_Written task_
Go through the records and give each one again exactly.

_Material for this task_

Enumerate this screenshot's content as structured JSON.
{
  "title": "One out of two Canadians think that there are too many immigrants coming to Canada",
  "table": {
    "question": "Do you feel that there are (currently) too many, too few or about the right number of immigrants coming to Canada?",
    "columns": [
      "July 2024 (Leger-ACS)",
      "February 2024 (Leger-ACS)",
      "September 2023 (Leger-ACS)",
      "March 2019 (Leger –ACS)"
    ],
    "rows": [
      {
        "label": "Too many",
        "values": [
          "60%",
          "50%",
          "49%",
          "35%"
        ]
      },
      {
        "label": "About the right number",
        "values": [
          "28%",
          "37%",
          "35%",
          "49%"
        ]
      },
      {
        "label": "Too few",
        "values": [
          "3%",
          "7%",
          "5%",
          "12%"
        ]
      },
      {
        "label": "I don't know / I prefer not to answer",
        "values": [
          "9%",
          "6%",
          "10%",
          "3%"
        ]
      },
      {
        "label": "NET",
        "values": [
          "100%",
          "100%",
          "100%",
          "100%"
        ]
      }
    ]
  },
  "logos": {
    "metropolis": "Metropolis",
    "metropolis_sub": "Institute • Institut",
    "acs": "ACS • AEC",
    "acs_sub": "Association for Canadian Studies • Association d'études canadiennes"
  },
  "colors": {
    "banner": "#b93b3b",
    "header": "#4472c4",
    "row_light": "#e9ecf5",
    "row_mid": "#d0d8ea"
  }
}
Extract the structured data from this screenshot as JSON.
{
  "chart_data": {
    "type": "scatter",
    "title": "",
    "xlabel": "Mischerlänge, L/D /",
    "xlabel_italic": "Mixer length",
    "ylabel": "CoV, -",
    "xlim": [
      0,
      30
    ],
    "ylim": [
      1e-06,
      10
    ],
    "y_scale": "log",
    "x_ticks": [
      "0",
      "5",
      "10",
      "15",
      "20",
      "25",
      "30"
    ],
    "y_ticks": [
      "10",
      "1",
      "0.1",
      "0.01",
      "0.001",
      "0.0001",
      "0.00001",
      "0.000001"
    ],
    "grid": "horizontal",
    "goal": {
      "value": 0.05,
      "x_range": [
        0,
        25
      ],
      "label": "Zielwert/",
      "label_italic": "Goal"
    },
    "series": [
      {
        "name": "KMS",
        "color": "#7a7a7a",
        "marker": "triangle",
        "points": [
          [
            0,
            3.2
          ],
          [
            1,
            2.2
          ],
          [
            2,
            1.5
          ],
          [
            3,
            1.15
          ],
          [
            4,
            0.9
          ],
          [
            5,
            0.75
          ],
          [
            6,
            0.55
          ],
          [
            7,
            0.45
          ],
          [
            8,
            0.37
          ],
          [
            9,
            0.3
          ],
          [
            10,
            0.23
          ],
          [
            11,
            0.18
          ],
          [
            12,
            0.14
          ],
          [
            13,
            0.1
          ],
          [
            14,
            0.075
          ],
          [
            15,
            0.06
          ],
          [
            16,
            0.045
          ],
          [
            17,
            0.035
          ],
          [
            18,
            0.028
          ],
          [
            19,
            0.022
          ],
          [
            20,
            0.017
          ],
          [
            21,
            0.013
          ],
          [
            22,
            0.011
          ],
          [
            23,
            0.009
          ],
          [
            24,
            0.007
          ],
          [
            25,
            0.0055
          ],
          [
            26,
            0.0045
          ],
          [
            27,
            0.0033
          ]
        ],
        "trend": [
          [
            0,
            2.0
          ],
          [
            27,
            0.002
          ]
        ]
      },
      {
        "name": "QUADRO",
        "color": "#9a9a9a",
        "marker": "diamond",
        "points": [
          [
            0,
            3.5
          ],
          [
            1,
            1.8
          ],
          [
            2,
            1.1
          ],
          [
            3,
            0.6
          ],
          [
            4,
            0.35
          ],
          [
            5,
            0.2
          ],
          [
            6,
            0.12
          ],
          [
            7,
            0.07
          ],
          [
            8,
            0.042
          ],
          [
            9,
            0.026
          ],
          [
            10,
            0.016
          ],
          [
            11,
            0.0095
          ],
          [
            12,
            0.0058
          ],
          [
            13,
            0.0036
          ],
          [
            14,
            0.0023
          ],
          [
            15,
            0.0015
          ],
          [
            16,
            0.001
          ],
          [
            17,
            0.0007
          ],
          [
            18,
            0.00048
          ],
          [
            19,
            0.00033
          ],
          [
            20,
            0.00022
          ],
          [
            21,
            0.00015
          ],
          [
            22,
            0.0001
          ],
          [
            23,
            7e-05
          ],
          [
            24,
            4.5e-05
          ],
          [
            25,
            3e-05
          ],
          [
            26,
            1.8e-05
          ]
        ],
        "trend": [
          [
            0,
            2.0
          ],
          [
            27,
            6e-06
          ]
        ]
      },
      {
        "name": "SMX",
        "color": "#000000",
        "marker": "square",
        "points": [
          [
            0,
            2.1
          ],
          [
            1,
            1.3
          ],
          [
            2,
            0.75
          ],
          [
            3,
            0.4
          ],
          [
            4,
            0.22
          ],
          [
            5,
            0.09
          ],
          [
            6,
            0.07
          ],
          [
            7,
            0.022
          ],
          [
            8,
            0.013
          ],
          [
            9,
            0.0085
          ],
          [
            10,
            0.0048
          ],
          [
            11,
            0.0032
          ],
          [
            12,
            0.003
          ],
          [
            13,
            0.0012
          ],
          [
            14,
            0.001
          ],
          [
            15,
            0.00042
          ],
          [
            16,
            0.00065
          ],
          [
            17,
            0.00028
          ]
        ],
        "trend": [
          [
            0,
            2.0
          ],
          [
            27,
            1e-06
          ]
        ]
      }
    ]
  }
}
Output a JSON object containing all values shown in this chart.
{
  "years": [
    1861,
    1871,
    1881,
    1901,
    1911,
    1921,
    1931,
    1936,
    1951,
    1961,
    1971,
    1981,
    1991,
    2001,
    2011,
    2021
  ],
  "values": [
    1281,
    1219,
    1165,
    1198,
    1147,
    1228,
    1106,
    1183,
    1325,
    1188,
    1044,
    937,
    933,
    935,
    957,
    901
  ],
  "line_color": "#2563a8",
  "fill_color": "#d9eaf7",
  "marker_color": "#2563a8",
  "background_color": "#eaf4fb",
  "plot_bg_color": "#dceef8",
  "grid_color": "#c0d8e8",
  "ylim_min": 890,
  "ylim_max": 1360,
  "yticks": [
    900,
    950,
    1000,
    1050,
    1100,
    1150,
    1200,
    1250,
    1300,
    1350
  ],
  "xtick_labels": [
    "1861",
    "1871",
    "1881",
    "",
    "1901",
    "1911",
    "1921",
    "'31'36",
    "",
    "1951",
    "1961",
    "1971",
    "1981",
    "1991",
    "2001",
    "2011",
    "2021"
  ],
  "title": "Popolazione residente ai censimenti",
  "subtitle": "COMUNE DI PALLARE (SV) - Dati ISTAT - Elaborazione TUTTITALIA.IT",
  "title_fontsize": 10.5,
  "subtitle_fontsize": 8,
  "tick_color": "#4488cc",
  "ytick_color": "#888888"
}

_Written solution_
Enumerate this screenshot's content as structured JSON.
{
  "title": "One out of two Canadians think that there are too many immigrants coming to Canada",
  "table": {
    "question": "Do you feel that there are (currently) too many, too few or about the right number of immigrants coming to Canada?",
    "columns": [
      "July 2024 (Leger-ACS)",
      "February 2024 (Leger-ACS)",
      "September 2023 (Leger-ACS)",
      "March 2019 (Leger –ACS)"
    ],
    "rows": [
      {
        "label": "Too many",
        "values": [
          "60%",
          "50%",
          "49%",
          "35%"
        ]
      },
      {
        "label": "About the right number",
        "values": [
          "28%",
          "37%",
          "35%",
          "49%"
        ]
      },
      {
        "label": "Too few",
        "values": [
          "3%",
          "7%",
          "5%",
          "12%"
        ]
      },
      {
        "label": "I don't know / I prefer not to answer",
        "values": [
          "9%",
          "6%",
          "10%",
          "3%"
        ]
      },
      {
        "label": "NET",
        "values": [
          "100%",
          "100%",
          "100%",
          "100%"
        ]
      }
    ]
  },
  "logos": {
    "metropolis": "Metropolis",
    "metropolis_sub": "Institute • Institut",
    "acs": "ACS • AEC",
    "acs_sub": "Association for Canadian Studies • Association d'études canadiennes"
  },
  "colors": {
    "banner": "#b93b3b",
    "header": "#4472c4",
    "row_light": "#e9ecf5",
    "row_mid": "#d0d8ea"
  }
}
Extract the structured data from this screenshot as JSON.
{
  "chart_data": {
    "type": "scatter",
    "title": "",
    "xlabel": "Mischerlänge, L/D /",
    "xlabel_italic": "Mixer length",
    "ylabel": "CoV, -",
    "xlim": [
      0,
      30
    ],
    "ylim": [
      1e-06,
      10
    ],
    "y_scale": "log",
    "x_ticks": [
      "0",
      "5",
      "10",
      "15",
      "20",
      "25",
      "30"
    ],
    "y_ticks": [
      "10",
      "1",
      "0.1",
      "0.01",
      "0.001",
      "0.0001",
      "0.00001",
      "0.000001"
    ],
    "grid": "horizontal",
    "goal": {
      "value": 0.05,
      "x_range": [
        0,
        25
      ],
      "label": "Zielwert/",
      "label_italic": "Goal"
    },
    "series": [
      {
        "name": "KMS",
        "color": "#7a7a7a",
        "marker": "triangle",
        "points": [
          [
            0,
            3.2
          ],
          [
            1,
            2.2
          ],
          [
            2,
            1.5
          ],
          [
            3,
            1.15
          ],
          [
            4,
            0.9
          ],
          [
            5,
            0.75
          ],
          [
            6,
            0.55
          ],
          [
            7,
            0.45
          ],
          [
            8,
            0.37
          ],
          [
            9,
            0.3
          ],
          [
            10,
            0.23
          ],
          [
            11,
            0.18
          ],
          [
            12,
            0.14
          ],
          [
            13,
            0.1
          ],
          [
            14,
            0.075
          ],
          [
            15,
            0.06
          ],
          [
            16,
            0.045
          ],
          [
            17,
            0.035
          ],
          [
            18,
            0.028
          ],
          [
            19,
            0.022
          ],
          [
            20,
            0.017
          ],
          [
            21,
            0.013
          ],
          [
            22,
            0.011
          ],
          [
            23,
            0.009
          ],
          [
            24,
            0.007
          ],
          [
            25,
            0.0055
          ],
          [
            26,
            0.0045
          ],
          [
            27,
            0.0033
          ]
        ],
        "trend": [
          [
            0,
            2.0
          ],
          [
            27,
            0.002
          ]
        ]
      },
      {
        "name": "QUADRO",
        "color": "#9a9a9a",
        "marker": "diamond",
        "points": [
          [
            0,
            3.5
          ],
          [
            1,
            1.8
          ],
          [
            2,
            1.1
          ],
          [
            3,
            0.6
          ],
          [
            4,
            0.35
          ],
          [
            5,
            0.2
          ],
          [
            6,
            0.12
          ],
          [
            7,
            0.07
          ],
          [
            8,
            0.042
          ],
          [
            9,
            0.026
          ],
          [
            10,
            0.016
          ],
          [
            11,
            0.0095
          ],
          [
            12,
            0.0058
          ],
          [
            13,
            0.0036
          ],
          [
            14,
            0.0023
          ],
          [
            15,
            0.0015
          ],
          [
            16,
            0.001
          ],
          [
            17,
            0.0007
          ],
          [
            18,
            0.00048
          ],
          [
            19,
            0.00033
          ],
          [
            20,
            0.00022
          ],
          [
            21,
            0.00015
          ],
          [
            22,
            0.0001
          ],
          [
            23,
            7e-05
          ],
          [
            24,
            4.5e-05
          ],
          [
            25,
            3e-05
          ],
          [
            26,
            1.8e-05
          ]
        ],
        "trend": [
          [
            0,
            2.0
          ],
          [
            27,
            6e-06
          ]
        ]
      },
      {
        "name": "SMX",
        "color": "#000000",
        "marker": "square",
        "points": [
          [
            0,
            2.1
          ],
          [
            1,
            1.3
          ],
          [
            2,
            0.75
          ],
          [
            3,
            0.4
          ],
          [
            4,
            0.22
          ],
          [
            5,
            0.09
          ],
          [
            6,
            0.07
          ],
          [
            7,
            0.022
          ],
          [
            8,
            0.013
          ],
          [
            9,
            0.0085
          ],
          [
            10,
            0.0048
          ],
          [
            11,
            0.0032
          ],
          [
            12,
            0.003
          ],
          [
            13,
            0.0012
          ],
          [
            14,
            0.001
          ],
          [
            15,
            0.00042
          ],
          [
            16,
            0.00065
          ],
          [
            17,
            0.00028
          ]
        ],
        "trend": [
          [
            0,
            2.0
          ],
          [
            27,
            1e-06
          ]
        ]
      }
    ]
  }
}
Output a JSON object containing all values shown in this chart.
{
  "years": [
    1861,
    1871,
    1881,
    1901,
    1911,
    1921,
    1931,
    1936,
    1951,
    1961,
    1971,
    1981,
    1991,
    2001,
    2011,
    2021
  ],
  "values": [
    1281,
    1219,
    1165,
    1198,
    1147,
    1228,
    1106,
    1183,
    1325,
    1188,
    1044,
    937,
    933,
    935,
    957,
    901
  ],
  "line_color": "#2563a8",
  "fill_color": "#d9eaf7",
  "marker_color": "#2563a8",
  "background_color": "#eaf4fb",
  "plot_bg_color": "#dceef8",
  "grid_color": "#c0d8e8",
  "ylim_min": 890,
  "ylim_max": 1360,
  "yticks": [
    900,
    950,
    1000,
    1050,
    1100,
    1150,
    1200,
    1250,
    1300,
    1350
  ],
  "xtick_labels": [
    "1861",
    "1871",
    "1881",
    "",
    "1901",
    "1911",
    "1921",
    "'31'36",
    "",
    "1951",
    "1961",
    "1971",
    "1981",
    "1991",
    "2001",
    "2011",
    "2021"
  ],
  "title": "Popolazione residente ai censimenti",
  "subtitle": "COMUNE DI PALLARE (SV) - Dati ISTAT - Elaborazione TUTTITALIA.IT",
  "title_fontsize": 10.5,
  "subtitle_fontsize": 8,
  "tick_color": "#4488cc",
  "ytick_color": "#888888"
}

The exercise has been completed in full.